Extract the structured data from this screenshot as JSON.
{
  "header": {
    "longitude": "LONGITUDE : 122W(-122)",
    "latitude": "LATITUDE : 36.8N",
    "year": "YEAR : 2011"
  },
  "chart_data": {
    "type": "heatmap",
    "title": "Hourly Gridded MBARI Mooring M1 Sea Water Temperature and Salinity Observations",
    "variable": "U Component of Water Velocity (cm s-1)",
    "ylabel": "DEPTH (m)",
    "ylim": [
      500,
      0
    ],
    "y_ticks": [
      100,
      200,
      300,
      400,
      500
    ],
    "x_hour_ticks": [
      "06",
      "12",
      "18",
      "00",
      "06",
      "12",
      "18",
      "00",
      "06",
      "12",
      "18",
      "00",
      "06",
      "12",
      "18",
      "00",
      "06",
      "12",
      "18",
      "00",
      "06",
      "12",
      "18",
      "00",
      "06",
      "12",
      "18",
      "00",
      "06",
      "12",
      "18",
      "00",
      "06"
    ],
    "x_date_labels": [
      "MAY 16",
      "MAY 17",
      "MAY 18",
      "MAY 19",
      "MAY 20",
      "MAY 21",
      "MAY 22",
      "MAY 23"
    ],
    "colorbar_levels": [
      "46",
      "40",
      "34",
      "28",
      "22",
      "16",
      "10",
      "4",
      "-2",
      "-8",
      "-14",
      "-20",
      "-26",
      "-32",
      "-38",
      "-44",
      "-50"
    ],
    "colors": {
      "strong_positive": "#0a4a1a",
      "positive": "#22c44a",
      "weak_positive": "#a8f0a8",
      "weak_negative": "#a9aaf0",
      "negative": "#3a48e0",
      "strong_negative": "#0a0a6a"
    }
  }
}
------------------------------------------------------------------------
◆ WHAT YOU ARE ASKED TO DO:
Repeat the data exactly. Leave nothing out.

◆ COMPLETED TASK:
Extract the structured data from this screenshot as JSON.
{
  "header": {
    "longitude": "LONGITUDE : 122W(-122)",
    "latitude": "LATITUDE : 36.8N",
    "year": "YEAR : 2011"
  },
  "chart_data": {
    "type": "heatmap",
    "title": "Hourly Gridded MBARI Mooring M1 Sea Water Temperature and Salinity Observations",
    "variable": "U Component of Water Velocity (cm s-1)",
    "ylabel": "DEPTH (m)",
    "ylim": [
      500,
      0
    ],
    "y_ticks": [
      100,
      200,
      300,
      400,
      500
    ],
    "x_hour_ticks": [
      "06",
      "12",
      "18",
      "00",
      "06",
      "12",
      "18",
      "00",
      "06",
      "12",
      "18",
      "00",
      "06",
      "12",
      "18",
      "00",
      "06",
      "12",
      "18",
      "00",
      "06",
      "12",
      "18",
      "00",
      "06",
      "12",
      "18",
      "00",
      "06",
      "12",
      "18",
      "00",
      "06"
    ],
    "x_date_labels": [
      "MAY 16",
      "MAY 17",
      "MAY 18",
      "MAY 19",
      "MAY 20",
      "MAY 21",
      "MAY 22",
      "MAY 23"
    ],
    "colorbar_levels": [
      "46",
      "40",
      "34",
      "28",
      "22",
      "16",
      "10",
      "4",
      "-2",
      "-8",
      "-14",
      "-20",
      "-26",
      "-32",
      "-38",
      "-44",
      "-50"
    ],
    "colors": {
      "strong_positive": "#0a4a1a",
      "positive": "#22c44a",
      "weak_positive": "#a8f0a8",
      "weak_negative": "#a9aaf0",
      "negative": "#3a48e0",
      "strong_negative": "#0a0a6a"
    }
  }
}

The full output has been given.